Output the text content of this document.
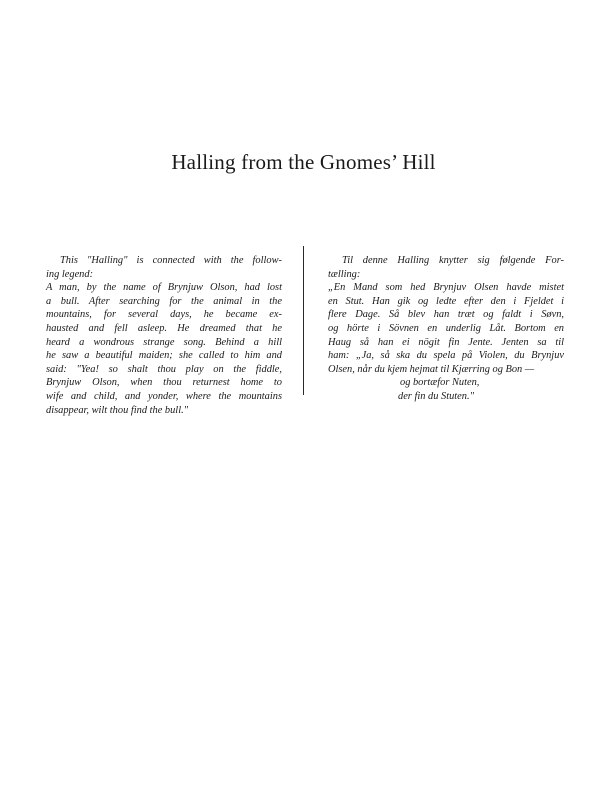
Halling from the Gnomes’ Hill
This "Halling" is connected with the follow-
ing legend:
A man, by the name of Brynjuw Olson, had lost
a bull. After searching for the animal in the
mountains, for several days, he became ex-
hausted and fell asleep. He dreamed that he
heard a wondrous strange song. Behind a hill
he saw a beautiful maiden; she called to him and
said: "Yea! so shalt thou play on the fiddle,
Brynjuw Olson, when thou returnest home to
wife and child, and yonder, where the mountains
disappear, wilt thou find the bull."
Til denne Halling knytter sig følgende For-
tælling:
„En Mand som hed Brynjuv Olsen havde mistet
en Stut. Han gik og ledte efter den i Fjeldet i
flere Dage. Så blev han træt og faldt i Søvn,
og hörte i Sövnen en underlig Låt. Bortom en
Haug så han ei nögit fin Jente. Jenten sa til
ham: „Ja, så ska du spela på Violen, du Brynjuv
Olsen, når du kjem hejmat til Kjærring og Bon —
og bortæfor Nuten,
der fin du Stuten."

--------------------

### Stated exercise
Quote everything in the listing above exactly; pictures are the only thing to omit.

### Result
Output the text content of this document.
Halling from the Gnomes’ Hill
This "Halling" is connected with the follow-
ing legend:
A man, by the name of Brynjuw Olson, had lost
a bull. After searching for the animal in the
mountains, for several days, he became ex-
hausted and fell asleep. He dreamed that he
heard a wondrous strange song. Behind a hill
he saw a beautiful maiden; she called to him and
said: "Yea! so shalt thou play on the fiddle,
Brynjuw Olson, when thou returnest home to
wife and child, and yonder, where the mountains
disappear, wilt thou find the bull."
Til denne Halling knytter sig følgende For-
tælling:
„En Mand som hed Brynjuv Olsen havde mistet
en Stut. Han gik og ledte efter den i Fjeldet i
flere Dage. Så blev han træt og faldt i Søvn,
og hörte i Sövnen en underlig Låt. Bortom en
Haug så han ei nögit fin Jente. Jenten sa til
ham: „Ja, så ska du spela på Violen, du Brynjuv
Olsen, når du kjem hejmat til Kjærring og Bon —
og bortæfor Nuten,
der fin du Stuten."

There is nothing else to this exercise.